_Prompt_
Find how many lines hold the word "Rachmaninoff". Give only the number.
─── Data provided
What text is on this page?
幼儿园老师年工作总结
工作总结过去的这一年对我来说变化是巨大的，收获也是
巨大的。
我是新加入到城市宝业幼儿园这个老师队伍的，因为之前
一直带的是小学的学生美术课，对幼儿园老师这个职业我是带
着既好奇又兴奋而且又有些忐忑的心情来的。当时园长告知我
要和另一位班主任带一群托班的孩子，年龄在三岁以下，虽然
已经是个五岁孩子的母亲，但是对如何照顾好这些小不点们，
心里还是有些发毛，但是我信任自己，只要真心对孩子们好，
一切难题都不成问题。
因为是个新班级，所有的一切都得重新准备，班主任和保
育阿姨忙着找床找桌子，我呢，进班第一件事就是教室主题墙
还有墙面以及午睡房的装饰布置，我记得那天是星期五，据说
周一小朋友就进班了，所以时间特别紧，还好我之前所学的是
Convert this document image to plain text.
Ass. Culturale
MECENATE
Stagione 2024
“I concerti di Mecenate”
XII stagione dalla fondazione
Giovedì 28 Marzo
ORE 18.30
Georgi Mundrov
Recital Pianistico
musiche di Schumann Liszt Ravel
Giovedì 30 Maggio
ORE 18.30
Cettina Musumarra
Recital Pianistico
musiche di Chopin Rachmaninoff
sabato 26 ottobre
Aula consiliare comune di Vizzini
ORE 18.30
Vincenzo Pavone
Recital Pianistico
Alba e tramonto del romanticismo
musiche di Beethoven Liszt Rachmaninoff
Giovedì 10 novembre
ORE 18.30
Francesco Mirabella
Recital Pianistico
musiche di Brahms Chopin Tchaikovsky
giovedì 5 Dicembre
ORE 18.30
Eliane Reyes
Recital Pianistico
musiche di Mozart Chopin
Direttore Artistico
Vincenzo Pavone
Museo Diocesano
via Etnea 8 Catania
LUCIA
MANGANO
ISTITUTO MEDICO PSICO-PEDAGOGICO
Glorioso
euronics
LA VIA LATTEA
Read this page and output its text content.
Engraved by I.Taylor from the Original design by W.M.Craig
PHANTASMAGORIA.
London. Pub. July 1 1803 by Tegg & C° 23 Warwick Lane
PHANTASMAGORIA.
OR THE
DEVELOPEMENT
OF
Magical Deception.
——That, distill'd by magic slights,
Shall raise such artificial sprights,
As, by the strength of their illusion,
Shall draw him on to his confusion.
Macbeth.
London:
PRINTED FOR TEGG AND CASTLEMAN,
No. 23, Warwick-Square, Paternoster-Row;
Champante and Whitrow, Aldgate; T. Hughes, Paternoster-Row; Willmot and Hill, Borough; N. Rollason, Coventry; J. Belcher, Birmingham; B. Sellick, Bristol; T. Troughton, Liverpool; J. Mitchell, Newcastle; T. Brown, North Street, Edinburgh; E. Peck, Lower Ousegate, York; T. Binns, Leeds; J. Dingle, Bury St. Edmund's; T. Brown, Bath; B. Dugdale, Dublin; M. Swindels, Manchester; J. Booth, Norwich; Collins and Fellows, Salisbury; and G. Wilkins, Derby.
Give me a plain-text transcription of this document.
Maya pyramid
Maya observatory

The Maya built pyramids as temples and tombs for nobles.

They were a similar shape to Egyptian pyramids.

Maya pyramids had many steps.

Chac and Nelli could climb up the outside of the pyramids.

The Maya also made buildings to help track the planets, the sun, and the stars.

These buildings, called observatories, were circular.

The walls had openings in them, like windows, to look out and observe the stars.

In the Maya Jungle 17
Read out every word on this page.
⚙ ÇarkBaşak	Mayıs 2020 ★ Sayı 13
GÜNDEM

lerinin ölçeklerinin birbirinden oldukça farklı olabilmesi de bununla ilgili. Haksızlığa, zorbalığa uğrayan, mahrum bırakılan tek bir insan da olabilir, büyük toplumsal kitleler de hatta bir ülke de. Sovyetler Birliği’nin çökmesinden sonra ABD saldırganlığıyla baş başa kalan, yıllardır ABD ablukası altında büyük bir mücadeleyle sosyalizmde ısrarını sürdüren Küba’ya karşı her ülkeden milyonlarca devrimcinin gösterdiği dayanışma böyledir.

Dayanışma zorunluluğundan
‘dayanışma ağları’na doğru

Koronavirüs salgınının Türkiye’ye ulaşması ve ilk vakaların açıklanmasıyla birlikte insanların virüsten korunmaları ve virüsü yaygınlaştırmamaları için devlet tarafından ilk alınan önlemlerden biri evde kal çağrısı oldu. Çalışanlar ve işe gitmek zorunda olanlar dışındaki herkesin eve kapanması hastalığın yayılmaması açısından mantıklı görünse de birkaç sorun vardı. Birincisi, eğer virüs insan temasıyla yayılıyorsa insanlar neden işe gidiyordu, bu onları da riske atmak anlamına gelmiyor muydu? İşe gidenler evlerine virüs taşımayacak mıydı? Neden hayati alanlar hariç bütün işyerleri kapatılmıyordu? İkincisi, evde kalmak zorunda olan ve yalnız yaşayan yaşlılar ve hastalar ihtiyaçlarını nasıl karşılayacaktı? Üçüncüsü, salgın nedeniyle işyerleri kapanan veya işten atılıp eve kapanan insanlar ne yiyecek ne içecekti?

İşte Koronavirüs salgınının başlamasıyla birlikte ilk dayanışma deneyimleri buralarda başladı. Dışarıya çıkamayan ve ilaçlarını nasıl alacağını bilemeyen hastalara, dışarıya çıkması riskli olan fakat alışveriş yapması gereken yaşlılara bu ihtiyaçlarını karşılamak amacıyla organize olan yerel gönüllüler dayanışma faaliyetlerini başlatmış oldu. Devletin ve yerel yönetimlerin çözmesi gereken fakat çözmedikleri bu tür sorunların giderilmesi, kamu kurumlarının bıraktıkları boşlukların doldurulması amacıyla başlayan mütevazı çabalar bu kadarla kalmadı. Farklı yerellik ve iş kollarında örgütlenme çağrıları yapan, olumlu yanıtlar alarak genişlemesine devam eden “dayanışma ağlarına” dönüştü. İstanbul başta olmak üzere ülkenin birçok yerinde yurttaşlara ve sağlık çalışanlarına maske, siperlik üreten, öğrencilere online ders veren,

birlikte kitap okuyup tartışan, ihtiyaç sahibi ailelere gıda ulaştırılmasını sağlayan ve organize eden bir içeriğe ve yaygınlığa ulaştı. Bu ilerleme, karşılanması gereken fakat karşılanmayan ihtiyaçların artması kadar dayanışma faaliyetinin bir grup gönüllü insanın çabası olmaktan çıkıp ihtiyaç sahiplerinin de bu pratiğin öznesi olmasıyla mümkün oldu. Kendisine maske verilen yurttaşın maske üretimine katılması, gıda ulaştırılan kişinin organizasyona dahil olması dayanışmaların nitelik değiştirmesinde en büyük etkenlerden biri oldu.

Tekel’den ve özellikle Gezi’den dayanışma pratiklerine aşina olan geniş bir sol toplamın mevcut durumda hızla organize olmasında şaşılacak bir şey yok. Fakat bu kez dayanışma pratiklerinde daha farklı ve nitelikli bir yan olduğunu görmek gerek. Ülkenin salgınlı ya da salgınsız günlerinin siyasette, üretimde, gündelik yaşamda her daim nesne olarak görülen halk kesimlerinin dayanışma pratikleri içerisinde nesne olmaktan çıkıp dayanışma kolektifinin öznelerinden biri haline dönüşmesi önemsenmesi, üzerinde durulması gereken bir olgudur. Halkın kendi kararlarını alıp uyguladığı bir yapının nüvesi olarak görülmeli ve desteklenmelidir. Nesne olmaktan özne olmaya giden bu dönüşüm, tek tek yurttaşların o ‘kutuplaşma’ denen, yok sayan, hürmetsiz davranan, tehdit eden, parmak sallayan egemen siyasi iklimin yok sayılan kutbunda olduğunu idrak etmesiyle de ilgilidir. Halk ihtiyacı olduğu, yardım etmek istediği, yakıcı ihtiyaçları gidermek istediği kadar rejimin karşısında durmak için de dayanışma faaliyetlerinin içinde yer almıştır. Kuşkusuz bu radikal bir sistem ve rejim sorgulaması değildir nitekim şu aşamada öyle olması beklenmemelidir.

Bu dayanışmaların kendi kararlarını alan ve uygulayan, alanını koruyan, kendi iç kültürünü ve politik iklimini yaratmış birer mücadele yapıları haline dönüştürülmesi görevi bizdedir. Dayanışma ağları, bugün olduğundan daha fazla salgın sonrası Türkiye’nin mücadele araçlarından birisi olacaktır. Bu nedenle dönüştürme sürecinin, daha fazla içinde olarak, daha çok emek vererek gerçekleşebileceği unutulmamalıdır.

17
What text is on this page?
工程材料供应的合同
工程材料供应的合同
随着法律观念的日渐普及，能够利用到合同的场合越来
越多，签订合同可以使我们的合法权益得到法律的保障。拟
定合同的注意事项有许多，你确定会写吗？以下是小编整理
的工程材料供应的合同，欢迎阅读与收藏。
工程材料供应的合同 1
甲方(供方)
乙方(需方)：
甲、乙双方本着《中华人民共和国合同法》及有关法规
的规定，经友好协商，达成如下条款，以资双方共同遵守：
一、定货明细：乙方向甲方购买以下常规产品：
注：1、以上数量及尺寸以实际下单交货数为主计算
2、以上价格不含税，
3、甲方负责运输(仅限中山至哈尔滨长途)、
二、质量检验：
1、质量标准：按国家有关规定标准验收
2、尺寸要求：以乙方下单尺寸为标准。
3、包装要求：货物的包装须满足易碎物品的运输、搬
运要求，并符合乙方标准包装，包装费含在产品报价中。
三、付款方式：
──────
_Worked solution_
2